SET EXERCISE –
Which lines of the records contain "EMAGRAM"? Collect every one of them.

**** DATA ROWS

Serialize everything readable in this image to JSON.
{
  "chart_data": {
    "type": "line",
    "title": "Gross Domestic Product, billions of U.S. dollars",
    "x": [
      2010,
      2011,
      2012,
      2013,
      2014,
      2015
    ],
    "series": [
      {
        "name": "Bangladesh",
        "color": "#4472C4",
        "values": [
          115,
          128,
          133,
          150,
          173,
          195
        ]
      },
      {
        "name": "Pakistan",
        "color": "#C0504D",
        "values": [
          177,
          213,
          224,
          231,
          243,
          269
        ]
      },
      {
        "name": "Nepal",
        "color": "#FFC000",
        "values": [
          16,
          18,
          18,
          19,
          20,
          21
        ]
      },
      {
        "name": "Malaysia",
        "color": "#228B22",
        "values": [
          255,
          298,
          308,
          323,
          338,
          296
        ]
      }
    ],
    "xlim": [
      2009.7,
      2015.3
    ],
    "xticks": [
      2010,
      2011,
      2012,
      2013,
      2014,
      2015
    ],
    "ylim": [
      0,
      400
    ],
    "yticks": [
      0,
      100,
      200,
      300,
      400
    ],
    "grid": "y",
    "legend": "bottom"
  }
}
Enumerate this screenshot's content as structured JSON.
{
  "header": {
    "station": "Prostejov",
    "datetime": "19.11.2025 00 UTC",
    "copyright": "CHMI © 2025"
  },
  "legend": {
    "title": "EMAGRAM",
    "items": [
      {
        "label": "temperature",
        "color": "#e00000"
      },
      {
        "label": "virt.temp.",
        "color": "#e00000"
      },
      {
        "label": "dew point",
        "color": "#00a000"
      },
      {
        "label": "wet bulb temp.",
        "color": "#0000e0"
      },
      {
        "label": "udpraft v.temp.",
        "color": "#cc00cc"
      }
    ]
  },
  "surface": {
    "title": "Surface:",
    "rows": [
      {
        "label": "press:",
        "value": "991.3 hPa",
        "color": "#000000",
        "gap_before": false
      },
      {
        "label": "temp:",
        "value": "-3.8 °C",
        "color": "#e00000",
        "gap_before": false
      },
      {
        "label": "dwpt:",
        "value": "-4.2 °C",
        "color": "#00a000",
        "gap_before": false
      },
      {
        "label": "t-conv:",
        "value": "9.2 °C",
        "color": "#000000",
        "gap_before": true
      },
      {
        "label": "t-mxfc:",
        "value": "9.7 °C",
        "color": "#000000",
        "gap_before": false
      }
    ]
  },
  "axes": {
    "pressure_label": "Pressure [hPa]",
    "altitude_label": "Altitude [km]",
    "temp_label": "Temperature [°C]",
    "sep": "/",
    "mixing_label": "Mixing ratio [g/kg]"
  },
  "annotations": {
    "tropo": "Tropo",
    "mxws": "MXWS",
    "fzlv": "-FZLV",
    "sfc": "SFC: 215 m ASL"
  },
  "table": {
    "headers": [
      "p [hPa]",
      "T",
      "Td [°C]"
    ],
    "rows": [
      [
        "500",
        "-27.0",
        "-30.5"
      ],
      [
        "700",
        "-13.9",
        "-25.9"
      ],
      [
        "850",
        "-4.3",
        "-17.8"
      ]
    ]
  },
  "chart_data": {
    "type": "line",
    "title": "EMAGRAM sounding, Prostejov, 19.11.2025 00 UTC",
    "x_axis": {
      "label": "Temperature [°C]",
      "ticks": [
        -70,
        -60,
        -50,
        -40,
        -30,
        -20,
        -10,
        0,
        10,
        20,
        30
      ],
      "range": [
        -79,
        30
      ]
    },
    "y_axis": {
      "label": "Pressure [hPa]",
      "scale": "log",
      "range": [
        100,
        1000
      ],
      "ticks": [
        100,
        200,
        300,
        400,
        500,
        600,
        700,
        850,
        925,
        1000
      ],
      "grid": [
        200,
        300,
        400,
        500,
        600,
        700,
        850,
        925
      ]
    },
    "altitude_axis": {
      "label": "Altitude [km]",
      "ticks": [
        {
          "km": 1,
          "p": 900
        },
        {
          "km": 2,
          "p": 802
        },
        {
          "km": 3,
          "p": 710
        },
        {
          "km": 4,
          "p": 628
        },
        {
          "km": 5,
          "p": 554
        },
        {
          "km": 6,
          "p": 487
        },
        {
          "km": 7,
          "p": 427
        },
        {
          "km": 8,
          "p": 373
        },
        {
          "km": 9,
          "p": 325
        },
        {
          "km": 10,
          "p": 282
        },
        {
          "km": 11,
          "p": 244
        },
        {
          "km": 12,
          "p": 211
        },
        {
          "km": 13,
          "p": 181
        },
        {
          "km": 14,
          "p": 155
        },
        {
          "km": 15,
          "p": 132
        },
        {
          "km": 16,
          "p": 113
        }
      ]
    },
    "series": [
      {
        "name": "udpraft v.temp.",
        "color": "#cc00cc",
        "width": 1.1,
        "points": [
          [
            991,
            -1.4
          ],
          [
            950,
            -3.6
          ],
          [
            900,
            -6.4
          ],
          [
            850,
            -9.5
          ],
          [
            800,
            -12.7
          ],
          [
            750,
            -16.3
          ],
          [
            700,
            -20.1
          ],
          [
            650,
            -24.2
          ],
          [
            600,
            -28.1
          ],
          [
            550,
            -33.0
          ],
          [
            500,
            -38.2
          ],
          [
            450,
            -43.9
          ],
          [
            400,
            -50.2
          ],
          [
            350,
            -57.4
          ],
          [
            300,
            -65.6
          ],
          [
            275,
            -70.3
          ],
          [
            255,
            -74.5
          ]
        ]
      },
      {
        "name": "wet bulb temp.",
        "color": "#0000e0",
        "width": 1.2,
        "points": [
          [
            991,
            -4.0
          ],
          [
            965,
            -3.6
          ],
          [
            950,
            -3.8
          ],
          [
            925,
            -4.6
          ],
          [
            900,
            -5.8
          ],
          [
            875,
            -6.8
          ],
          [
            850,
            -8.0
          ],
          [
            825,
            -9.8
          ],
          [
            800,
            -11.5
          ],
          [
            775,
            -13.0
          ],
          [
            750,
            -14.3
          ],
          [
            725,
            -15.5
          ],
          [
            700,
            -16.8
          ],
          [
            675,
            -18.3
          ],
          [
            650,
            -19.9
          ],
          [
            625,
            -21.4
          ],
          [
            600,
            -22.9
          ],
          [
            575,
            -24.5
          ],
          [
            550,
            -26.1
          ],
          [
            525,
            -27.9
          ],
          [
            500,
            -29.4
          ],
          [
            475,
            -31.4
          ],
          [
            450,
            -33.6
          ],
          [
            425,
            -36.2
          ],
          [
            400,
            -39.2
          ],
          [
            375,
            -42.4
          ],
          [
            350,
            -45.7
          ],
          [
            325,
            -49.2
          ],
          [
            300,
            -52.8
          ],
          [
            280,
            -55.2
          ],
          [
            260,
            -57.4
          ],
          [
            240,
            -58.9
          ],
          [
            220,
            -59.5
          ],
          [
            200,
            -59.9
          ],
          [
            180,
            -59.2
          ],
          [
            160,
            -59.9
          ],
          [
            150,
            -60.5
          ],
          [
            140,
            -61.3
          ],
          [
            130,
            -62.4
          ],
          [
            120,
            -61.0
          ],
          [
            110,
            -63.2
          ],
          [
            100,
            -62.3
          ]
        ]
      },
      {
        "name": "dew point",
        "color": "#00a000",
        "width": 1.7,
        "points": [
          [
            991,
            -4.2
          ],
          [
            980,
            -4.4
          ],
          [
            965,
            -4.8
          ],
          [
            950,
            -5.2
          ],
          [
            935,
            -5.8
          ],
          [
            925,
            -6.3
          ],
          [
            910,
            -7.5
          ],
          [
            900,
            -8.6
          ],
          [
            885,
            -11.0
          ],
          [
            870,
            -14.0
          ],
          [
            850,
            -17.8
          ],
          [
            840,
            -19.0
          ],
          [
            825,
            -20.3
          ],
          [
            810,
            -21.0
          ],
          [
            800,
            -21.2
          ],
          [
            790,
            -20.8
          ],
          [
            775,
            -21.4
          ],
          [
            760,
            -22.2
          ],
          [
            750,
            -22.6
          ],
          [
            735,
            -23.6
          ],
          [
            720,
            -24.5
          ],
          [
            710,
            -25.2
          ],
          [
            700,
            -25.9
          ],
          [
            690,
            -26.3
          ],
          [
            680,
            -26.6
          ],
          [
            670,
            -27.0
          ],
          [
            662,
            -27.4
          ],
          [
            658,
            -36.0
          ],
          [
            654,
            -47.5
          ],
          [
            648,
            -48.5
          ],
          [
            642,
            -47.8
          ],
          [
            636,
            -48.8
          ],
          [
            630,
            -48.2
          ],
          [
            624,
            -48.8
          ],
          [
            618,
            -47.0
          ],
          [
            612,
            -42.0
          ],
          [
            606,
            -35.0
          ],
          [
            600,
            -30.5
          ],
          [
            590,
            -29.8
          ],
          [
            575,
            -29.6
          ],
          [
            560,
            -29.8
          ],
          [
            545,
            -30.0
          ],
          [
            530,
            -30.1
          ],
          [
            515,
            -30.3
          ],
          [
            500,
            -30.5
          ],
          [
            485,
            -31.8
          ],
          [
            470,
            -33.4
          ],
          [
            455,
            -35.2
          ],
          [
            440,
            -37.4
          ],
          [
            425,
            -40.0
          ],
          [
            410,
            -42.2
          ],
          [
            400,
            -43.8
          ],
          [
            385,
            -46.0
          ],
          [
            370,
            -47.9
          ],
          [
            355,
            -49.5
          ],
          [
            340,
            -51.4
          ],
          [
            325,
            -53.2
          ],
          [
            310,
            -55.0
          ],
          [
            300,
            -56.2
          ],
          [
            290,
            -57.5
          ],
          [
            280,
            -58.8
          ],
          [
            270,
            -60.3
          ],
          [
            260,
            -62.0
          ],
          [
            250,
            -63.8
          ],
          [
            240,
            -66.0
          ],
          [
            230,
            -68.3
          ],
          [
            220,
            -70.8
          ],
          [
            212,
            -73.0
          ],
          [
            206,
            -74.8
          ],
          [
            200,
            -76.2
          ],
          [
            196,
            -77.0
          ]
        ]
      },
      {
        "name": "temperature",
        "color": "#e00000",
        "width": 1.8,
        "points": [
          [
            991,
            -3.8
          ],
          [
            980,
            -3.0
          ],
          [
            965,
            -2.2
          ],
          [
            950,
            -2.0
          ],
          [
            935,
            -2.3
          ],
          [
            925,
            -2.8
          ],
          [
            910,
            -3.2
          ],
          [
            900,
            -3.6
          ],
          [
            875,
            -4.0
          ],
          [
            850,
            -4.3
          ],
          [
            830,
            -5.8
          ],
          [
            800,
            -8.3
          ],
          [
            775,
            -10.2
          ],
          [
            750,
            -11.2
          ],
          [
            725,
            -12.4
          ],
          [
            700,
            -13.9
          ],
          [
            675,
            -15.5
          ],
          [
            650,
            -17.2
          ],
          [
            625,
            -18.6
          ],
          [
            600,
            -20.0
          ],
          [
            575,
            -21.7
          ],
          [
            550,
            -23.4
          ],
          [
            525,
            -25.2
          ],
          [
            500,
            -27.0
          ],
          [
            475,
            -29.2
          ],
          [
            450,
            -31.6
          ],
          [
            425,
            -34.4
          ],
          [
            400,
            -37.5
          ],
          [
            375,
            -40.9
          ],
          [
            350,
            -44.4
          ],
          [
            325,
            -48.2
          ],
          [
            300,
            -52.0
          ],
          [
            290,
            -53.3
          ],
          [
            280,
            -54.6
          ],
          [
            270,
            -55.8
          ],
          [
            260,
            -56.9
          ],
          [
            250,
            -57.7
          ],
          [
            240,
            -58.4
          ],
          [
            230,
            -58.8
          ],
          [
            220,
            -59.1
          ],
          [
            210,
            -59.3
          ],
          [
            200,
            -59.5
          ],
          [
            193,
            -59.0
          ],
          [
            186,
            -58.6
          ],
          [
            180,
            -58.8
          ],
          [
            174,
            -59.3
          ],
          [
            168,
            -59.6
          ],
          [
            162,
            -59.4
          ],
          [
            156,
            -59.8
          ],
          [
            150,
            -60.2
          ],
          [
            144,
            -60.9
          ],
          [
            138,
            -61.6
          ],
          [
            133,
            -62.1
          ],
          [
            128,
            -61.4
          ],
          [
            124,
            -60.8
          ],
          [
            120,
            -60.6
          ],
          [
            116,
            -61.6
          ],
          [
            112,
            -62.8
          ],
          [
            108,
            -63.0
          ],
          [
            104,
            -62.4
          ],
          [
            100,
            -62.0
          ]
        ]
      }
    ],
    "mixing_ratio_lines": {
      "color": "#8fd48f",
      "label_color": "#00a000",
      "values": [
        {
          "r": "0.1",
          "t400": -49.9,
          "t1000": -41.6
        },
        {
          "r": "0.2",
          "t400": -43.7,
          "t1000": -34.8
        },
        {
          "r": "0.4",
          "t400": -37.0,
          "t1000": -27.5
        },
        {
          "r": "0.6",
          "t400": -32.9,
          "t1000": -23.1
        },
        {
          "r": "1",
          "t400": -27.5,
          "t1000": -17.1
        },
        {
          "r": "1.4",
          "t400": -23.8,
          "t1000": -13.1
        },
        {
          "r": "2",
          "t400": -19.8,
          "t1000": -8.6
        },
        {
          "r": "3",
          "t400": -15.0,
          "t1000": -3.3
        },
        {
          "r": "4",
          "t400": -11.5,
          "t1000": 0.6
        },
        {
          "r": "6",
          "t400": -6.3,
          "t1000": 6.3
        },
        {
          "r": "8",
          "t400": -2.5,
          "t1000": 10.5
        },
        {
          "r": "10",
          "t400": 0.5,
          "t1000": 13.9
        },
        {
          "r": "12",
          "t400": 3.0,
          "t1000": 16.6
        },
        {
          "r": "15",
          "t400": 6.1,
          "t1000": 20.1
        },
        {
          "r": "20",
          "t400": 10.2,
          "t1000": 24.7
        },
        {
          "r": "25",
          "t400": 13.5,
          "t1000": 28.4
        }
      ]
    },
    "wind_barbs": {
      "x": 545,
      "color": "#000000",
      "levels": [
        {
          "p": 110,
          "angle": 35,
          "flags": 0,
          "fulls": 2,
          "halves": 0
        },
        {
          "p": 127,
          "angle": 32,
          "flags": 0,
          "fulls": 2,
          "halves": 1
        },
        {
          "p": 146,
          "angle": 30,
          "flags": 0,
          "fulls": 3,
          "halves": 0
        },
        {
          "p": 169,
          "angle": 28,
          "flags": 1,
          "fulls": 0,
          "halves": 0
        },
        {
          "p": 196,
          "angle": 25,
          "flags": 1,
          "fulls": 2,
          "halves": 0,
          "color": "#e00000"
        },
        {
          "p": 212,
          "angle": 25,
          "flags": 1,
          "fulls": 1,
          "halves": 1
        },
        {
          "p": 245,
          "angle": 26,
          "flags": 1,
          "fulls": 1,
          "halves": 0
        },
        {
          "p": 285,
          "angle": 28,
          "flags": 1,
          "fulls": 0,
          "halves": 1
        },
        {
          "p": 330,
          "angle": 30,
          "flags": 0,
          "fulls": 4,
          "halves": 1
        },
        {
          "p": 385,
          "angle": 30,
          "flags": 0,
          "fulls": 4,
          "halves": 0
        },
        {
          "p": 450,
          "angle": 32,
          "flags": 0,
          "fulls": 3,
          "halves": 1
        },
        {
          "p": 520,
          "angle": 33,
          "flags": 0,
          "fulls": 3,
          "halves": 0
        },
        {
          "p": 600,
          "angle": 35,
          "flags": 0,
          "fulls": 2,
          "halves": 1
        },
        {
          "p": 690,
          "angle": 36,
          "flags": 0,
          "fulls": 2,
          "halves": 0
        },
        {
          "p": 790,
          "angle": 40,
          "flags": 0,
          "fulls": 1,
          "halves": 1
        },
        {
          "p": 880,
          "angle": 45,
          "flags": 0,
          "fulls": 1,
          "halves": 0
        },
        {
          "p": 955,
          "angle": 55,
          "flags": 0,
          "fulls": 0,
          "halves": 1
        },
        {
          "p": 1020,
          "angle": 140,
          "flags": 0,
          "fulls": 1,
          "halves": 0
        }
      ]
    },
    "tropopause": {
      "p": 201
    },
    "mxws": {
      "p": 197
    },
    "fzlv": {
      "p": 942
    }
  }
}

********

COMPLETE RESPONSE –
    "title": "EMAGRAM",
    "title": "EMAGRAM sounding, Prostejov, 19.11.2025 00 UTC",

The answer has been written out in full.